Each line containing the word "Brown" must be reported.

------------

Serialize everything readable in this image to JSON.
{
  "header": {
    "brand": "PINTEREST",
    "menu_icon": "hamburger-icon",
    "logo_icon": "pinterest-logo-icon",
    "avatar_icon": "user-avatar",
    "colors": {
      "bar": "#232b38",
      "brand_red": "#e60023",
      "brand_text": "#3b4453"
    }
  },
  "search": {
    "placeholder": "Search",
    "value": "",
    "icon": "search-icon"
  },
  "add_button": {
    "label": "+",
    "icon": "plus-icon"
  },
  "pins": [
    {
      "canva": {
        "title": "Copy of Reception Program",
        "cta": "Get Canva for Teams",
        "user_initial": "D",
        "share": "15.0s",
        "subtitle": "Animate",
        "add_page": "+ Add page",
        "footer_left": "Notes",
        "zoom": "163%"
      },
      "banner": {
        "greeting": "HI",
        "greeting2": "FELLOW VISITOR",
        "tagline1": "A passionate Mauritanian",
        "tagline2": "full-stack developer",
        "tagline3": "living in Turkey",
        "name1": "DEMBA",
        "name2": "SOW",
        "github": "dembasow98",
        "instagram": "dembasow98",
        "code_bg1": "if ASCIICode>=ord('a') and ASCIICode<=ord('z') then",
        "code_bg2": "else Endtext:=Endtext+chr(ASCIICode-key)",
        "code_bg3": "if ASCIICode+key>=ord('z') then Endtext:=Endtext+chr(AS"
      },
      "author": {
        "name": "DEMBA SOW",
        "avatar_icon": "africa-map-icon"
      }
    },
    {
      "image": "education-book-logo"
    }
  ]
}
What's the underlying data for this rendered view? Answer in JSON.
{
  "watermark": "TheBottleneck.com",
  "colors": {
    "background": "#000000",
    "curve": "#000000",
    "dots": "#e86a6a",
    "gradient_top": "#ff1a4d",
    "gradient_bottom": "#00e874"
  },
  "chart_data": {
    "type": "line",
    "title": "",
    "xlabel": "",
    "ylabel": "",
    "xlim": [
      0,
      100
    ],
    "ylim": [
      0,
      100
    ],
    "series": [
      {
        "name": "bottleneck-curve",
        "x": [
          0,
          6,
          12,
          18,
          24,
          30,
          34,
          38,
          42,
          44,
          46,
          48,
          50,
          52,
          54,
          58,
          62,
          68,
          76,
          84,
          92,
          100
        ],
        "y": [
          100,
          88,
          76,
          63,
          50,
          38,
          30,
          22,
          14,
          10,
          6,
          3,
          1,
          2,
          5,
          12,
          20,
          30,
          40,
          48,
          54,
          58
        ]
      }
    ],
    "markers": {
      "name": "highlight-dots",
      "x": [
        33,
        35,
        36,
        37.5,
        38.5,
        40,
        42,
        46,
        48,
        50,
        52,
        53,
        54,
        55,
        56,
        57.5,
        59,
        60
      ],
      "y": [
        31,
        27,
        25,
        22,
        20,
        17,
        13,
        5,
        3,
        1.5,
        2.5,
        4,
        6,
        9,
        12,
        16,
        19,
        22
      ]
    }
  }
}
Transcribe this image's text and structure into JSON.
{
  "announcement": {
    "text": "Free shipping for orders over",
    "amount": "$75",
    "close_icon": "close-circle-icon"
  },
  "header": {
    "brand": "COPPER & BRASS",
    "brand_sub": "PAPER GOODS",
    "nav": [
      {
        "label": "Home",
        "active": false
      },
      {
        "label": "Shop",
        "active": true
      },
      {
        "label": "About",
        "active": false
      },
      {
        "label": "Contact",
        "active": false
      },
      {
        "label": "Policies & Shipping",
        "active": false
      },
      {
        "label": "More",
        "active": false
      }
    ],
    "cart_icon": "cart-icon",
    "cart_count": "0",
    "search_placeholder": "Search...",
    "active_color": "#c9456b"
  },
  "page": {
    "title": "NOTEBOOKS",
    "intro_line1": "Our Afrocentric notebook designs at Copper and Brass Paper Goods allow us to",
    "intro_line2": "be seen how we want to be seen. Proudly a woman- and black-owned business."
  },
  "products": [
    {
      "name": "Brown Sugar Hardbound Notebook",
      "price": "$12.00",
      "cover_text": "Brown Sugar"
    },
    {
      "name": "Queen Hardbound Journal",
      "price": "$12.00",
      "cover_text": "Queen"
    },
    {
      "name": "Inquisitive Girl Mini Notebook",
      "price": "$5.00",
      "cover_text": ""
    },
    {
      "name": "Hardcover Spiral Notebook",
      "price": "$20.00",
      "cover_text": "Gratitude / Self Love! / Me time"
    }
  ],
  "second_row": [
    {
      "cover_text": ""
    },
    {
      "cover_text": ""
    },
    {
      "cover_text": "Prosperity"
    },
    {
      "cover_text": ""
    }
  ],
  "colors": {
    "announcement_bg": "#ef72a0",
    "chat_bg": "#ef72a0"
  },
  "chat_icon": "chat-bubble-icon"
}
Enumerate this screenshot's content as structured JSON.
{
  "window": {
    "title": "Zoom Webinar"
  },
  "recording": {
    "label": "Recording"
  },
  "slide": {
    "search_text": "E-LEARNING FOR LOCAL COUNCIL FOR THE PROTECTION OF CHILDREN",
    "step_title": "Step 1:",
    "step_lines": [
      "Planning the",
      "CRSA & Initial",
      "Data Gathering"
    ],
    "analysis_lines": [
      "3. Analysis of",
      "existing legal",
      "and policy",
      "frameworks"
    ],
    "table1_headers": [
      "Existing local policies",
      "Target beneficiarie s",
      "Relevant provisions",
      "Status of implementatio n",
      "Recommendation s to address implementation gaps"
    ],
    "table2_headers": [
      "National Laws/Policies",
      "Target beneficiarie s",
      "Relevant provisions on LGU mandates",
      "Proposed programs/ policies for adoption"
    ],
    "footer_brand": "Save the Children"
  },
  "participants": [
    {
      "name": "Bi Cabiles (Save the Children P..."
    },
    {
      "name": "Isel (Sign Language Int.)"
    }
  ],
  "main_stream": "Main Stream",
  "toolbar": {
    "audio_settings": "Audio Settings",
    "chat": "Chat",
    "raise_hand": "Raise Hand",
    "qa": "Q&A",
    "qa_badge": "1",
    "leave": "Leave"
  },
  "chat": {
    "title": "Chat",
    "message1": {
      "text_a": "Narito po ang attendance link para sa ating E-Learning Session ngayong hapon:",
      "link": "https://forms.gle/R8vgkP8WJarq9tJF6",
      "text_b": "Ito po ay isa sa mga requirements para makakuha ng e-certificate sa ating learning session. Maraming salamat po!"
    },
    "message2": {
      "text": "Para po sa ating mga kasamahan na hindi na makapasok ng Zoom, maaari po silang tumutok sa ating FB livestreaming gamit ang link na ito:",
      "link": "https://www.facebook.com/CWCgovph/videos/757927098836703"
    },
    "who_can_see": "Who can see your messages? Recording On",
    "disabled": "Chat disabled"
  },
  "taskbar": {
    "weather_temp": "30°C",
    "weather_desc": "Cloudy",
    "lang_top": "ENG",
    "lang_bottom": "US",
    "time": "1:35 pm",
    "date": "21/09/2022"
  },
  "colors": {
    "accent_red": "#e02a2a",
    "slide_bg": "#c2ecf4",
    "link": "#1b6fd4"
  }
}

------------

- Full output
      "name": "Brown Sugar Hardbound Notebook",
      "cover_text": "Brown Sugar"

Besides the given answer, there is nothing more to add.